Prompt: Output the data exactly, with every line intact.

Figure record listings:
----------------------------------------
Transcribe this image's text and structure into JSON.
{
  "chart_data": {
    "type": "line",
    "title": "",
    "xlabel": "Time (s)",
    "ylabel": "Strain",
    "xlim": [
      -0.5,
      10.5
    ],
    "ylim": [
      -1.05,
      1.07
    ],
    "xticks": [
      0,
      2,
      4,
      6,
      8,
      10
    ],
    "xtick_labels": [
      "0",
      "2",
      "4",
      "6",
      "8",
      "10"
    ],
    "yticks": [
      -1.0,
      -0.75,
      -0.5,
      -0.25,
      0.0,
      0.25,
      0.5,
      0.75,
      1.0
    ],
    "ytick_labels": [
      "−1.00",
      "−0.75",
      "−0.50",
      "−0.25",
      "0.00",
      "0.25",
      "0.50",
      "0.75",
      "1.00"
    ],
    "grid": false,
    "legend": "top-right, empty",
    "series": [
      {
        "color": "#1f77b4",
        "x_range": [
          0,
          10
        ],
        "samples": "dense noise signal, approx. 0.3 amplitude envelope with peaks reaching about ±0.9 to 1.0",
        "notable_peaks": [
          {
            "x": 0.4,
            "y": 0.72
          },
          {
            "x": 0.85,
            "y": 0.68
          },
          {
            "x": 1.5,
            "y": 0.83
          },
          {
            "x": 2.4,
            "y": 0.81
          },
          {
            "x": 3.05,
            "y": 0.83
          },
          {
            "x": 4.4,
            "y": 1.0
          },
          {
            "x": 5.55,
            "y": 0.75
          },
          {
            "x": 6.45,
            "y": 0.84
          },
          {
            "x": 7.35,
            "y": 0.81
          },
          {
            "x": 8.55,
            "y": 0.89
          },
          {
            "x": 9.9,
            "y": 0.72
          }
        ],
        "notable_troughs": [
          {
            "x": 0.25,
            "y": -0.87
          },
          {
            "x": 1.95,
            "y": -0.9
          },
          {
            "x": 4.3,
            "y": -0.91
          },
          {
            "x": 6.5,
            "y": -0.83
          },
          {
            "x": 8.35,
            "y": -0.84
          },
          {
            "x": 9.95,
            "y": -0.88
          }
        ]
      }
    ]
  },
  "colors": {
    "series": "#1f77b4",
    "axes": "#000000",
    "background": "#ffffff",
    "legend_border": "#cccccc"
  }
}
----------------------------------------
Complete answer:
Transcribe this image's text and structure into JSON.
{
  "chart_data": {
    "type": "line",
    "title": "",
    "xlabel": "Time (s)",
    "ylabel": "Strain",
    "xlim": [
      -0.5,
      10.5
    ],
    "ylim": [
      -1.05,
      1.07
    ],
    "xticks": [
      0,
      2,
      4,
      6,
      8,
      10
    ],
    "xtick_labels": [
      "0",
      "2",
      "4",
      "6",
      "8",
      "10"
    ],
    "yticks": [
      -1.0,
      -0.75,
      -0.5,
      -0.25,
      0.0,
      0.25,
      0.5,
      0.75,
      1.0
    ],
    "ytick_labels": [
      "−1.00",
      "−0.75",
      "−0.50",
      "−0.25",
      "0.00",
      "0.25",
      "0.50",
      "0.75",
      "1.00"
    ],
    "grid": false,
    "legend": "top-right, empty",
    "series": [
      {
        "color": "#1f77b4",
        "x_range": [
          0,
          10
        ],
        "samples": "dense noise signal, approx. 0.3 amplitude envelope with peaks reaching about ±0.9 to 1.0",
        "notable_peaks": [
          {
            "x": 0.4,
            "y": 0.72
          },
          {
            "x": 0.85,
            "y": 0.68
          },
          {
            "x": 1.5,
            "y": 0.83
          },
          {
            "x": 2.4,
            "y": 0.81
          },
          {
            "x": 3.05,
            "y": 0.83
          },
          {
            "x": 4.4,
            "y": 1.0
          },
          {
            "x": 5.55,
            "y": 0.75
          },
          {
            "x": 6.45,
            "y": 0.84
          },
          {
            "x": 7.35,
            "y": 0.81
          },
          {
            "x": 8.55,
            "y": 0.89
          },
          {
            "x": 9.9,
            "y": 0.72
          }
        ],
        "notable_troughs": [
          {
            "x": 0.25,
            "y": -0.87
          },
          {
            "x": 1.95,
            "y": -0.9
          },
          {
            "x": 4.3,
            "y": -0.91
          },
          {
            "x": 6.5,
            "y": -0.83
          },
          {
            "x": 8.35,
            "y": -0.84
          },
          {
            "x": 9.95,
            "y": -0.88
          }
        ]
      }
    ]
  },
  "colors": {
    "series": "#1f77b4",
    "axes": "#000000",
    "background": "#ffffff",
    "legend_border": "#cccccc"
  }
}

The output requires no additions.